Exercise.
Where a line of the listing below includes the word "from", reproduce that line.

Data shown.
__________________________________________________

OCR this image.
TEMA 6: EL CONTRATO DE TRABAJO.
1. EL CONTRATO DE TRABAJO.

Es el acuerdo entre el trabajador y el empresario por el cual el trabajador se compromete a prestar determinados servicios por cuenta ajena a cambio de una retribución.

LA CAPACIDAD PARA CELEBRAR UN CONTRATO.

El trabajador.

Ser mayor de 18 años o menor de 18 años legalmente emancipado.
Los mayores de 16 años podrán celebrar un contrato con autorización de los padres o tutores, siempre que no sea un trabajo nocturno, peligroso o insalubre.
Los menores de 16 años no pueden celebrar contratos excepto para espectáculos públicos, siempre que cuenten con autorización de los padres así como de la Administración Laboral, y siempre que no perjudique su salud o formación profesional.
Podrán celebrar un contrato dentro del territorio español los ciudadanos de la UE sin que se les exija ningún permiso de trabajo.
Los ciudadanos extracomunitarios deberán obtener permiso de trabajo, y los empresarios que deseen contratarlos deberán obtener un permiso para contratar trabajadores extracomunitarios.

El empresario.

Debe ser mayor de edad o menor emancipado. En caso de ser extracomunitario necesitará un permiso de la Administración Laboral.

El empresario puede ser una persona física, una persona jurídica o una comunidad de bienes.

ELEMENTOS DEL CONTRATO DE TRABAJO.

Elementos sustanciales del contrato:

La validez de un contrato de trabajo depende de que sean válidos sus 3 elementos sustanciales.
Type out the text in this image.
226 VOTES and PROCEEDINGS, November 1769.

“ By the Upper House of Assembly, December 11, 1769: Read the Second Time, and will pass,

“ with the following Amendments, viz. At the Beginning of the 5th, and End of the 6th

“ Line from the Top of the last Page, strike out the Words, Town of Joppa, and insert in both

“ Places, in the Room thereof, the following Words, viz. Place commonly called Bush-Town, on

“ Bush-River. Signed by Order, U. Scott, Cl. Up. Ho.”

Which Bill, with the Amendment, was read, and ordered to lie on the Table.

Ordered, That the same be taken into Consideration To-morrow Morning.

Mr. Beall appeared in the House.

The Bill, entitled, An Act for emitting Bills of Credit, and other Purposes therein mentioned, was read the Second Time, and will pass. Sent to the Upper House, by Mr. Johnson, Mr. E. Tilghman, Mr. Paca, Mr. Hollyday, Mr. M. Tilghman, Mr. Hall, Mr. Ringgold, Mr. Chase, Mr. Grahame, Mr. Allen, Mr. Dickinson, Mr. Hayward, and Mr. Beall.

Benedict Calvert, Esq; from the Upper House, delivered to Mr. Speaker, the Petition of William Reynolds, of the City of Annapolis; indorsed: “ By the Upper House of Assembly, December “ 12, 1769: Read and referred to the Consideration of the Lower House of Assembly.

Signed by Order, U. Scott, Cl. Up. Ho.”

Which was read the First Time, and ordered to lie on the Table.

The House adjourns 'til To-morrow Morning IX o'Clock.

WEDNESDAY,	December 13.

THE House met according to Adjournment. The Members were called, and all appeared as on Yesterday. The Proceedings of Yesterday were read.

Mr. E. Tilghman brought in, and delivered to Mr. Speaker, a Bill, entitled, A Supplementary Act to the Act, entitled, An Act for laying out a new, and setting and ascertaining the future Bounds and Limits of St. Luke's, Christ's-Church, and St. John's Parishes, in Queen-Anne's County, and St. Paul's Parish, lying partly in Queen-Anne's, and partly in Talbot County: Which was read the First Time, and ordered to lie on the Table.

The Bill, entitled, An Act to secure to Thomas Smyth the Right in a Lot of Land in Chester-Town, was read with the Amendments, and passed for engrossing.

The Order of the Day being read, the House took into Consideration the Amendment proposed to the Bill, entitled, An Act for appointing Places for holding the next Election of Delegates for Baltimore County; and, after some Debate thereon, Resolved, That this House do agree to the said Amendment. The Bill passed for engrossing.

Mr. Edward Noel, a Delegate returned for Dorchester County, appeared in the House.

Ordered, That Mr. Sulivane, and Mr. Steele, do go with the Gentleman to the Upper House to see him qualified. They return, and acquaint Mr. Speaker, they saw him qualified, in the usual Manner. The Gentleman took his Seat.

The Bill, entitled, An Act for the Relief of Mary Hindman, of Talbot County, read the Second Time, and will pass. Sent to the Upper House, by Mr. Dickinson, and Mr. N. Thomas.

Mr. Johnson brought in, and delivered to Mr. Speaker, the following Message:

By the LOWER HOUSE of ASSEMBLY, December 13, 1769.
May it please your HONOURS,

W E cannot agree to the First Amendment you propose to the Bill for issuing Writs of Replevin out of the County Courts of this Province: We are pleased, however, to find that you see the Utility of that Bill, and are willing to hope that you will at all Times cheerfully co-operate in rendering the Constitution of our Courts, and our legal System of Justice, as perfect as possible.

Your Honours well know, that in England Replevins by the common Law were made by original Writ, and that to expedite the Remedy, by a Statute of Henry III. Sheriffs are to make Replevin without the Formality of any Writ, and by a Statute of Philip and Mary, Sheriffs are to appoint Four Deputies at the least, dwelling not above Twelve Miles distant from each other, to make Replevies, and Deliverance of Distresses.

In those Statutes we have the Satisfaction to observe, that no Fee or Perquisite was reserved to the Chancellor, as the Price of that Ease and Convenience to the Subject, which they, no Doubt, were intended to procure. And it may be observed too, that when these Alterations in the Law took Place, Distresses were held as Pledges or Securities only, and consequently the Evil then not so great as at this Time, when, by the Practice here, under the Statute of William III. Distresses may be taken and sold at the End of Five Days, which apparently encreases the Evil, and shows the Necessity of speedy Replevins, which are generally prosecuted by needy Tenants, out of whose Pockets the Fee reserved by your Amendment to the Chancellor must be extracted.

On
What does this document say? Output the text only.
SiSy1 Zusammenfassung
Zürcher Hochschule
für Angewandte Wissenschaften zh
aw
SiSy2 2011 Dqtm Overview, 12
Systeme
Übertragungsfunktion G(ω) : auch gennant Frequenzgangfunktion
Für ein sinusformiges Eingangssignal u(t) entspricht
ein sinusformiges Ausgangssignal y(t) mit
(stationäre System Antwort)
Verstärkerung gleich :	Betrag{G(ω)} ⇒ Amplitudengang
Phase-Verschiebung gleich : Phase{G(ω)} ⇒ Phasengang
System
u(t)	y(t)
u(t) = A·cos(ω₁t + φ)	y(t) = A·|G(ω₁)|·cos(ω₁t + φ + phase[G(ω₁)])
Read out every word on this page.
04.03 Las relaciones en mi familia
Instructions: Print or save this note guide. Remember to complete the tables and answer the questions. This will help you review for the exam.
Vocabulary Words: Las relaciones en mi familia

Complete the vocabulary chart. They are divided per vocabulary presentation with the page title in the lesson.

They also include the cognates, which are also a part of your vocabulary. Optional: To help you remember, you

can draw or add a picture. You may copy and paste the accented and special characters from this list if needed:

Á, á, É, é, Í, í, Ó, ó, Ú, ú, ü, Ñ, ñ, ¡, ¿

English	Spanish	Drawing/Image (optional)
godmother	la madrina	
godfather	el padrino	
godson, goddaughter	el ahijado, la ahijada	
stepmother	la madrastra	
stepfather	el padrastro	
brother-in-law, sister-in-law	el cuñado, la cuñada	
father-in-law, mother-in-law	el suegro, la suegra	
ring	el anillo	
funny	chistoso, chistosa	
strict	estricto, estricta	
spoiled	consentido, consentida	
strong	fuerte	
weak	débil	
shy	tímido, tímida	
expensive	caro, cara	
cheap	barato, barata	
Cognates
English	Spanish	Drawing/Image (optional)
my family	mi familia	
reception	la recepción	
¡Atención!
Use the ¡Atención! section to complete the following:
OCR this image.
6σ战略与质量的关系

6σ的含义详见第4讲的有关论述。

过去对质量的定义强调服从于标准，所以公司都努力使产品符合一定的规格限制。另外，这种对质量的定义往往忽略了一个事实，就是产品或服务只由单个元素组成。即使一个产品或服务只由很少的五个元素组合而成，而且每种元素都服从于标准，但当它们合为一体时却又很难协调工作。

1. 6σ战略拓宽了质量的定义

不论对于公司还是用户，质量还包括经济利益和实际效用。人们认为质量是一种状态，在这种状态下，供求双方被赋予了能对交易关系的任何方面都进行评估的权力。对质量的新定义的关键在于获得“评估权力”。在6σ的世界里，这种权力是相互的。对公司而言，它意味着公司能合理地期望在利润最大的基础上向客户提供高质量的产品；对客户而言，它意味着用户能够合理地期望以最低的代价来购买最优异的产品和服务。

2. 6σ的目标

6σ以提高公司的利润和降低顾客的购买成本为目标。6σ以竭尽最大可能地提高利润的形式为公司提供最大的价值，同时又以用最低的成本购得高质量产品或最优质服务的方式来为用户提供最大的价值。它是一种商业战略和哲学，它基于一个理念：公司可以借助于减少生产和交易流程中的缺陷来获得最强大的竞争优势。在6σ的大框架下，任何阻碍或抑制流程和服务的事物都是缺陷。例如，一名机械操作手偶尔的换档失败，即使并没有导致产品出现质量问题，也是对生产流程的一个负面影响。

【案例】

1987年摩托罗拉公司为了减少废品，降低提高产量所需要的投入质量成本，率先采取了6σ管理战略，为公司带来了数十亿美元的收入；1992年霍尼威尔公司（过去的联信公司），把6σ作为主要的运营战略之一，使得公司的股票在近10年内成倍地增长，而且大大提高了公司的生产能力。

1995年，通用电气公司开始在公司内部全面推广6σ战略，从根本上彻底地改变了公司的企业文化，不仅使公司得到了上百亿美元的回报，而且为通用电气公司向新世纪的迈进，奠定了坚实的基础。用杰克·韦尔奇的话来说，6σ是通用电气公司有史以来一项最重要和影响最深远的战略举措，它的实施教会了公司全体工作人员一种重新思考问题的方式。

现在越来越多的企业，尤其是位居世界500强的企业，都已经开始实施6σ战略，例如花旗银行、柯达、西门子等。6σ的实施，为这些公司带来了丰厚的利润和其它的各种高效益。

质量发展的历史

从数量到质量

__________________________________________________

Written answer.
“ Line from the Top of the last Page, strike out the Words, Town of Joppa, and insert in both
Benedict Calvert, Esq; from the Upper House, delivered to Mr. Speaker, the Petition of William Reynolds, of the City of Annapolis; indorsed: “ By the Upper House of Assembly, December “ 12, 1769: Read and referred to the Consideration of the Lower House of Assembly.
Your Honours well know, that in England Replevins by the common Law were made by original Writ, and that to expedite the Remedy, by a Statute of Henry III. Sheriffs are to make Replevin without the Formality of any Writ, and by a Statute of Philip and Mary, Sheriffs are to appoint Four Deputies at the least, dwelling not above Twelve Miles distant from each other, to make Replevies, and Deliverance of Distresses.
can draw or add a picture. You may copy and paste the accented and special characters from this list if needed:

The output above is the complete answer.